- GIVEN RECORDS:
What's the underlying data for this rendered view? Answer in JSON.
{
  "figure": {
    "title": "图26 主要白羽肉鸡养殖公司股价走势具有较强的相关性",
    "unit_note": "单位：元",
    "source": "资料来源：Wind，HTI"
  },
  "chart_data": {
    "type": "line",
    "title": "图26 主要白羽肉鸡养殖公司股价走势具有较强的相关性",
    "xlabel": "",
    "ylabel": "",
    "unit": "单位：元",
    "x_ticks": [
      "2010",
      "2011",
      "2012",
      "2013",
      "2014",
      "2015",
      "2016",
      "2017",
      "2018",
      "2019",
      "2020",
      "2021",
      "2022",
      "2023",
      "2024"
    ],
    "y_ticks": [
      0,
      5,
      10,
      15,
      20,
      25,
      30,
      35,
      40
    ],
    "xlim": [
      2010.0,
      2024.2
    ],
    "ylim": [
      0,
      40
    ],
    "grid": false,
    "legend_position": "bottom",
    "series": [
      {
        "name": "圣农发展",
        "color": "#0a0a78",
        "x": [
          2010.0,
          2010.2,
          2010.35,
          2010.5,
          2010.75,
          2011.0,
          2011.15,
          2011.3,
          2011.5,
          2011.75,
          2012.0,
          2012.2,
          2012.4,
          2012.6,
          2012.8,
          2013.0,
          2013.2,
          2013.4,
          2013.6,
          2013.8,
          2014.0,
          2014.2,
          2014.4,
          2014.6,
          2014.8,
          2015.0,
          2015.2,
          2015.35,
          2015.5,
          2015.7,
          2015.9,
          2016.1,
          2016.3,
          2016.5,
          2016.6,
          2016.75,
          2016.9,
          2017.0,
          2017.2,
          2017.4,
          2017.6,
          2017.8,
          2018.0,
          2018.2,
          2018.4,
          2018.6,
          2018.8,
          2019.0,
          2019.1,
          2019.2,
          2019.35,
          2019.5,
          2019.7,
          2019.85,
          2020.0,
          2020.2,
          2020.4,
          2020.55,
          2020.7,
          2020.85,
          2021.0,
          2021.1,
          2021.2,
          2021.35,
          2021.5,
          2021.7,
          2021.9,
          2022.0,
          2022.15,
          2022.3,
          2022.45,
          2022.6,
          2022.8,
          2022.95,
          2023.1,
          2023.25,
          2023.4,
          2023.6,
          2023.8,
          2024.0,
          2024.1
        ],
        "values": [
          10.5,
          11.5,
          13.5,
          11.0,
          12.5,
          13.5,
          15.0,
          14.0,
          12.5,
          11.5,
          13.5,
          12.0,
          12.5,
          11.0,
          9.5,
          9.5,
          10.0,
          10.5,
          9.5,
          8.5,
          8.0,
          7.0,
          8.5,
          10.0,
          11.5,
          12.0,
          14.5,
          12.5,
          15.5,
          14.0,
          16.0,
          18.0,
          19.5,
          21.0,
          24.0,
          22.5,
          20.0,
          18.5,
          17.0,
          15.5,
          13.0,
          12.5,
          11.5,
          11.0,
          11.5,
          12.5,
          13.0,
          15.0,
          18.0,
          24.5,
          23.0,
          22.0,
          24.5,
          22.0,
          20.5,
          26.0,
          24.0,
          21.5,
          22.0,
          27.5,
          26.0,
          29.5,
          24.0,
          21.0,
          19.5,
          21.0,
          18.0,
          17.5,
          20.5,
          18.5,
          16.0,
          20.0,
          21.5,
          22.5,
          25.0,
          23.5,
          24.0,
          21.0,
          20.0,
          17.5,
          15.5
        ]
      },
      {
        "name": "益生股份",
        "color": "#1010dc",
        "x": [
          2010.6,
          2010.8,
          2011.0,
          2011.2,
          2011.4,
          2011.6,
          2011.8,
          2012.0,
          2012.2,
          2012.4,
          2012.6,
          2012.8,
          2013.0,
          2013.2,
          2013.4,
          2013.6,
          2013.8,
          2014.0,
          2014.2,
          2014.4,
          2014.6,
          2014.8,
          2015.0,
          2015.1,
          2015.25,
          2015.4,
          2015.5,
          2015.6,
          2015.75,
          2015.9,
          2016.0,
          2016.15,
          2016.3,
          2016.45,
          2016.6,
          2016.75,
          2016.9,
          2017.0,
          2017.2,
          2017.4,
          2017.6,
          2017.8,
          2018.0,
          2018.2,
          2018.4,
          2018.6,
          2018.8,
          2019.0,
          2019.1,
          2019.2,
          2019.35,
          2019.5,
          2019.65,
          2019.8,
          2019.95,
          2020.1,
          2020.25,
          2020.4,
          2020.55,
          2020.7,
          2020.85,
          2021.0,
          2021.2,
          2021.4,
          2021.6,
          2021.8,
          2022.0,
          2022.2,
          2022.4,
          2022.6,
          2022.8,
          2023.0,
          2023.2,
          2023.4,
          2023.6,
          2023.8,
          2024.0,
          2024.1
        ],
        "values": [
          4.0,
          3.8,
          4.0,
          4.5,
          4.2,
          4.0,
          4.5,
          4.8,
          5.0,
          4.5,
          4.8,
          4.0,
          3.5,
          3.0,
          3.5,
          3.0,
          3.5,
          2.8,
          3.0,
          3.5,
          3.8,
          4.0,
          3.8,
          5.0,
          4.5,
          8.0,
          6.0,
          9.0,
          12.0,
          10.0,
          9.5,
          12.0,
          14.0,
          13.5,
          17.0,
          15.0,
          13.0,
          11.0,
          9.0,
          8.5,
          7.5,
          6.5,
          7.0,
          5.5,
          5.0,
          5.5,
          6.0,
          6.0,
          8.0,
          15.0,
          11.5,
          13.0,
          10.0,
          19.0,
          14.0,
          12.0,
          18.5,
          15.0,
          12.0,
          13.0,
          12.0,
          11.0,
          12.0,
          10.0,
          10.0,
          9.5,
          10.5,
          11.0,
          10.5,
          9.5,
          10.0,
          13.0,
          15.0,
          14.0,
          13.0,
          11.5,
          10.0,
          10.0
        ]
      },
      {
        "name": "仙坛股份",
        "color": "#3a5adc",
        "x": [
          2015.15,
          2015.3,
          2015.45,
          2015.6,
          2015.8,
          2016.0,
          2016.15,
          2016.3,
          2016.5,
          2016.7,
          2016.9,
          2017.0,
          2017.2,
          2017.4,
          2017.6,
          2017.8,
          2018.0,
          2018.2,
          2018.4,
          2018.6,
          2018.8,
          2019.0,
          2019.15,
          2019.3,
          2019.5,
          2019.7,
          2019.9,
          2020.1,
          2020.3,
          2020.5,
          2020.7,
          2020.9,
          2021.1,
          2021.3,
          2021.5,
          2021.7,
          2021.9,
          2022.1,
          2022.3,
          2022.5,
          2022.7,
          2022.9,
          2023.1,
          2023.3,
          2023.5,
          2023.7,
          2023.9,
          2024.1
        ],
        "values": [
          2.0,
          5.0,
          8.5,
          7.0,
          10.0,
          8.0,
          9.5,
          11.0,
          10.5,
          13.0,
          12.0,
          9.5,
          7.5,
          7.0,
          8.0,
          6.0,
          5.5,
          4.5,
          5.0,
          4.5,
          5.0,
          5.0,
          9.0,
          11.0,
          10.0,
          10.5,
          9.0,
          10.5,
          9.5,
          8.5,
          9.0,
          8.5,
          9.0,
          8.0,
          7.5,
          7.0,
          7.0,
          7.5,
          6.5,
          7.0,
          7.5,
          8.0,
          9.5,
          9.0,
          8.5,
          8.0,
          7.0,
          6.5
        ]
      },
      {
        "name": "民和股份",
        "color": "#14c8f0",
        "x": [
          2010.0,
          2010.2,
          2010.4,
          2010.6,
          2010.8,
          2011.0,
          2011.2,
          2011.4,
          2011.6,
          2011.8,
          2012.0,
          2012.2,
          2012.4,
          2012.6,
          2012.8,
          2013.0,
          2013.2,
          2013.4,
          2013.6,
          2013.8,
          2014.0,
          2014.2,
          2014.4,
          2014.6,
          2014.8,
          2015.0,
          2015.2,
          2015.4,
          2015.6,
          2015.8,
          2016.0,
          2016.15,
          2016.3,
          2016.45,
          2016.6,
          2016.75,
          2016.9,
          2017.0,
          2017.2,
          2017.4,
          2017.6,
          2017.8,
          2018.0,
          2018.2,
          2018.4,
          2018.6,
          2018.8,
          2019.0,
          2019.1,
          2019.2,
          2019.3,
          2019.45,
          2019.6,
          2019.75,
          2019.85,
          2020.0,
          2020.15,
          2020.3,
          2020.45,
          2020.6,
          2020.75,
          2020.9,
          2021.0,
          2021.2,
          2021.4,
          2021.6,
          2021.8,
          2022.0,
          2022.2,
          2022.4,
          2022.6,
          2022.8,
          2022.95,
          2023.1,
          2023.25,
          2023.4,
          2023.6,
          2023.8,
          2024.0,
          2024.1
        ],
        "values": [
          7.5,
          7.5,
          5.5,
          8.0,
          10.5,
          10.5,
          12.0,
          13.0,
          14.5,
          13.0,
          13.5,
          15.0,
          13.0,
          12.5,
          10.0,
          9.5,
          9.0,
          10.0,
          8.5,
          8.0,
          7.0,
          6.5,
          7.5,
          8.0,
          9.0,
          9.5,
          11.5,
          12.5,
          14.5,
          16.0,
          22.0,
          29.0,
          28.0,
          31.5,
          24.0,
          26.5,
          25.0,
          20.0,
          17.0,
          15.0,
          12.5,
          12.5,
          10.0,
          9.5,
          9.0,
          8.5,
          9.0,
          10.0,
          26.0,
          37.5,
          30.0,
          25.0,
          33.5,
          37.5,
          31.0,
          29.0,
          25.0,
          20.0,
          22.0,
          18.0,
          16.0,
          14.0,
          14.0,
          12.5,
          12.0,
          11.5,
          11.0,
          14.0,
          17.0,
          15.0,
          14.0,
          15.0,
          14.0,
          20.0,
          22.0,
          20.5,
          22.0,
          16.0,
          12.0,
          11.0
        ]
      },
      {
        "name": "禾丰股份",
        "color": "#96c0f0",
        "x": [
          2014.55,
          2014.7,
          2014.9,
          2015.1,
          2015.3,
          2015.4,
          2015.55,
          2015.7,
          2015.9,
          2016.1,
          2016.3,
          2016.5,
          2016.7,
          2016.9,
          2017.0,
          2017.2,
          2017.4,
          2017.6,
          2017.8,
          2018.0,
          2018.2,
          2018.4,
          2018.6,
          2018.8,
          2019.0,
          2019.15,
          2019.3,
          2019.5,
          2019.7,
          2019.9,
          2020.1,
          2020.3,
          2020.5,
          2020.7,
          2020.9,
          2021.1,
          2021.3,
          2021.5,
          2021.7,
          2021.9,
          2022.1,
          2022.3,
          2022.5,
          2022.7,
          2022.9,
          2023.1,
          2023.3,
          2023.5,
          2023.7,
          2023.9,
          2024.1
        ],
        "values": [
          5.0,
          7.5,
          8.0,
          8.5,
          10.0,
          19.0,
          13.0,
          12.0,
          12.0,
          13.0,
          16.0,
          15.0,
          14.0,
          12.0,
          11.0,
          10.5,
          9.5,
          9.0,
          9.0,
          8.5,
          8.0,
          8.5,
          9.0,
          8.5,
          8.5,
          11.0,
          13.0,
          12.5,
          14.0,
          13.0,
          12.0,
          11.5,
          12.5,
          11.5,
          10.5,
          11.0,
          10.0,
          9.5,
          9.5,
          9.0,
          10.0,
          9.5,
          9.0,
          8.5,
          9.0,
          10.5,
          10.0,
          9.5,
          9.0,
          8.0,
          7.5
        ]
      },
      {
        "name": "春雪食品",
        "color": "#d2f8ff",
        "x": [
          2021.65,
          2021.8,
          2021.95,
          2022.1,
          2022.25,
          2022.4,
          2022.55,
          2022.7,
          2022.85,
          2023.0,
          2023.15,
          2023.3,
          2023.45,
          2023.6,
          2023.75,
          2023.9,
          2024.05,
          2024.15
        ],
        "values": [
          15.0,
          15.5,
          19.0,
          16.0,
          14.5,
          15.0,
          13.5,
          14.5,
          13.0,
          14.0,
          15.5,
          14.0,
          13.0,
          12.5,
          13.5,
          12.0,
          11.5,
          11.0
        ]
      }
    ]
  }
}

- GIVEN REQUEST:
Of the lines in the material above, state how many contain the string "name"; give no other text.

- ANSWER TO THIS PROBLEM:
6